> [ENTRIES SHOWN]
-- Begin --

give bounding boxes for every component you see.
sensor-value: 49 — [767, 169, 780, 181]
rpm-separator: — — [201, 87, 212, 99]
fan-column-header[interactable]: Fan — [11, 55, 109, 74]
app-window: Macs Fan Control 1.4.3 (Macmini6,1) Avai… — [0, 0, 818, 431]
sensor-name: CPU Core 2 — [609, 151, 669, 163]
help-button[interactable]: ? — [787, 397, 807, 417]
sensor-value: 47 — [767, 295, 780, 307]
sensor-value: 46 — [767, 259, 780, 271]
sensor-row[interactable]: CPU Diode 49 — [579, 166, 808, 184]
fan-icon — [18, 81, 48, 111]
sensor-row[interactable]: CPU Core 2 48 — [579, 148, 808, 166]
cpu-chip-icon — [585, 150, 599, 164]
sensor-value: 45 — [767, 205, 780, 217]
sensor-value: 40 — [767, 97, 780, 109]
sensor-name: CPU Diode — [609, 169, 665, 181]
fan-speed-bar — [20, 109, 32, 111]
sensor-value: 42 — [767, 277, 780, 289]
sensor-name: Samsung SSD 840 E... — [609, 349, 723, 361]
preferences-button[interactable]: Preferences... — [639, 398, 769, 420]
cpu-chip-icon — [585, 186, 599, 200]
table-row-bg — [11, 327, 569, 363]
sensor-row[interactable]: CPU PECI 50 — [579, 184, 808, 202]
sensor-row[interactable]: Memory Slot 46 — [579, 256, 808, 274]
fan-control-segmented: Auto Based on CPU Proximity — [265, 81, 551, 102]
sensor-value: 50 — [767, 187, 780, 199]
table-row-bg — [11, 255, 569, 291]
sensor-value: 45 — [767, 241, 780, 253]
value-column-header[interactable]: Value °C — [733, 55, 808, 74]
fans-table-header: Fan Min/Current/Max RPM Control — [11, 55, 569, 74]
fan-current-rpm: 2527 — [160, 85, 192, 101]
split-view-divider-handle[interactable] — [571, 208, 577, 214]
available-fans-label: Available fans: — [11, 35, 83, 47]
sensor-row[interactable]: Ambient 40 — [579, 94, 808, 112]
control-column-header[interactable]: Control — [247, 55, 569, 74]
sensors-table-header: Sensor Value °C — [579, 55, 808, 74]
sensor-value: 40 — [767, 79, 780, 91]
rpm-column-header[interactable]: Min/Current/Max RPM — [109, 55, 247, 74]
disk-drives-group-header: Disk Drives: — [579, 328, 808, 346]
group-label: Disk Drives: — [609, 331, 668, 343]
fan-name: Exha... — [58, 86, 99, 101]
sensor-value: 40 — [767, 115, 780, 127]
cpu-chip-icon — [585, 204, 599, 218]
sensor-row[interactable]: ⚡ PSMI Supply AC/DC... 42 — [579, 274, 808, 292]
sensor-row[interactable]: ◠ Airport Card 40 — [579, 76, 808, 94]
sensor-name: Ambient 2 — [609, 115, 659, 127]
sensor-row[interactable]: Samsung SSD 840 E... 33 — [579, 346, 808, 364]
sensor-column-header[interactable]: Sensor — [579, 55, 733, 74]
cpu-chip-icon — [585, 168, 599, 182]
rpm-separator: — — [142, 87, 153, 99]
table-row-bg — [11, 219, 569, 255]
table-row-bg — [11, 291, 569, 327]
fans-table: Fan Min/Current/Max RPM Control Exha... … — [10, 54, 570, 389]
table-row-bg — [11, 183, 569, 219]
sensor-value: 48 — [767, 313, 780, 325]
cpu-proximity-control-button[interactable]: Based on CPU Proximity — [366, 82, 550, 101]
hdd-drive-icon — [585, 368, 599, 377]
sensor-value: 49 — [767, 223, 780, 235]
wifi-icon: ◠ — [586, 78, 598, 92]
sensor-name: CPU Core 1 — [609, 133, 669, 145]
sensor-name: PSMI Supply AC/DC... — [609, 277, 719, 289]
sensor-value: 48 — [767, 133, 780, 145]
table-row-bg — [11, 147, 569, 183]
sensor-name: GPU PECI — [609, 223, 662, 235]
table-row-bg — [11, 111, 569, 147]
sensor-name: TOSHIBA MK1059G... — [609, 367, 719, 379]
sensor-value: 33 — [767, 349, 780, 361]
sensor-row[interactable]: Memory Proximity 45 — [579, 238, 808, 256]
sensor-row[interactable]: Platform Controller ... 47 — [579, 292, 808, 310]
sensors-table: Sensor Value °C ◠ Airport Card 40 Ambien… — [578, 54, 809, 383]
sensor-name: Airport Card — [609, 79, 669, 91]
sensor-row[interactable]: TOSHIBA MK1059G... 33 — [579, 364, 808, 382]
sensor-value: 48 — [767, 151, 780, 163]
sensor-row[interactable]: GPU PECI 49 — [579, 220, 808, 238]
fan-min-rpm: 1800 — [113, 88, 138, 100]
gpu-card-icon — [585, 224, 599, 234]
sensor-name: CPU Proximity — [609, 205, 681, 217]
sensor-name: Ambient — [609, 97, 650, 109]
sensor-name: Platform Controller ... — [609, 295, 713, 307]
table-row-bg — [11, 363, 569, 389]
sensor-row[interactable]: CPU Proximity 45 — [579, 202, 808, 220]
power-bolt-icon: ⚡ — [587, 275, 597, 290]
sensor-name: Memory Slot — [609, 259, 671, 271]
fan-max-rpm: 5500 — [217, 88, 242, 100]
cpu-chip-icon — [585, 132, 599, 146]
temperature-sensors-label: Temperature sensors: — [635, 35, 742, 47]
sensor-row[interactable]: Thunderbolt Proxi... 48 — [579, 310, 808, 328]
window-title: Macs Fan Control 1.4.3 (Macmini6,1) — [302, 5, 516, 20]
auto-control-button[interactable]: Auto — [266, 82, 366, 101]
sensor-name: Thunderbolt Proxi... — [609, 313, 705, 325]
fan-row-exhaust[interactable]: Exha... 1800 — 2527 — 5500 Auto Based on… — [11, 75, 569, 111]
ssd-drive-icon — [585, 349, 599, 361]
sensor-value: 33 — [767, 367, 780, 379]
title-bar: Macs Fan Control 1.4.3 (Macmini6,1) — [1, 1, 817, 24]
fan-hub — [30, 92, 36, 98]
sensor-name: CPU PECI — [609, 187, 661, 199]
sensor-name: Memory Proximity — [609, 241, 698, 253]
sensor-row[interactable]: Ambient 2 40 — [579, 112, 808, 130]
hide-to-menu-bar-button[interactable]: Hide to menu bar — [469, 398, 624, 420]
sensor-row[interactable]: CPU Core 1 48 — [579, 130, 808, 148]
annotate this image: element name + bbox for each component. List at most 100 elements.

-- End --
-- Begin --

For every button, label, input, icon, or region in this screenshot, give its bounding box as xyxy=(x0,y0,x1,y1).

-- End --

> [AIM OF THE EXERCISE] Echo the lines that begin with the line containing "give bounding boxes" and end with the line containing "sensor-value: 47 — [767, 295, 780, 307]", inclusive, reproducing each one verbatim.

> [EXERCISE RESULT]
give bounding boxes for every component you see.
sensor-value: 49 — [767, 169, 780, 181]
rpm-separator: — — [201, 87, 212, 99]
fan-column-header[interactable]: Fan — [11, 55, 109, 74]
app-window: Macs Fan Control 1.4.3 (Macmini6,1) Avai… — [0, 0, 818, 431]
sensor-name: CPU Core 2 — [609, 151, 669, 163]
help-button[interactable]: ? — [787, 397, 807, 417]
sensor-value: 47 — [767, 295, 780, 307]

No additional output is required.